Record excerpts
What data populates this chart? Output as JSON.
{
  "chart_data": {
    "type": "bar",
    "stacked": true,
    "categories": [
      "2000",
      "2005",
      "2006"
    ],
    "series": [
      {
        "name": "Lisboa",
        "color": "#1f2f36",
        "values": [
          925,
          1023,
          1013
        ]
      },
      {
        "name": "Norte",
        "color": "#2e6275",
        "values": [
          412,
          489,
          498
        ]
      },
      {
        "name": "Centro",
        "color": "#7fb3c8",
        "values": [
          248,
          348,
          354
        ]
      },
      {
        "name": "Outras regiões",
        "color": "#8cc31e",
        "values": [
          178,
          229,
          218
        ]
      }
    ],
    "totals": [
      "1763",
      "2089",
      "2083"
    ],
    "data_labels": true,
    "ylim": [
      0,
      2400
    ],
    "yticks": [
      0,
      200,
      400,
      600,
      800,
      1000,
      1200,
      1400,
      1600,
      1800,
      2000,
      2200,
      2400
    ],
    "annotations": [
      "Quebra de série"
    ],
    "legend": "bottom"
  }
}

Set task
Please give back all of the records exactly as written.

Task answer
What data populates this chart? Output as JSON.
{
  "chart_data": {
    "type": "bar",
    "stacked": true,
    "categories": [
      "2000",
      "2005",
      "2006"
    ],
    "series": [
      {
        "name": "Lisboa",
        "color": "#1f2f36",
        "values": [
          925,
          1023,
          1013
        ]
      },
      {
        "name": "Norte",
        "color": "#2e6275",
        "values": [
          412,
          489,
          498
        ]
      },
      {
        "name": "Centro",
        "color": "#7fb3c8",
        "values": [
          248,
          348,
          354
        ]
      },
      {
        "name": "Outras regiões",
        "color": "#8cc31e",
        "values": [
          178,
          229,
          218
        ]
      }
    ],
    "totals": [
      "1763",
      "2089",
      "2083"
    ],
    "data_labels": true,
    "ylim": [
      0,
      2400
    ],
    "yticks": [
      0,
      200,
      400,
      600,
      800,
      1000,
      1200,
      1400,
      1600,
      1800,
      2000,
      2200,
      2400
    ],
    "annotations": [
      "Quebra de série"
    ],
    "legend": "bottom"
  }
}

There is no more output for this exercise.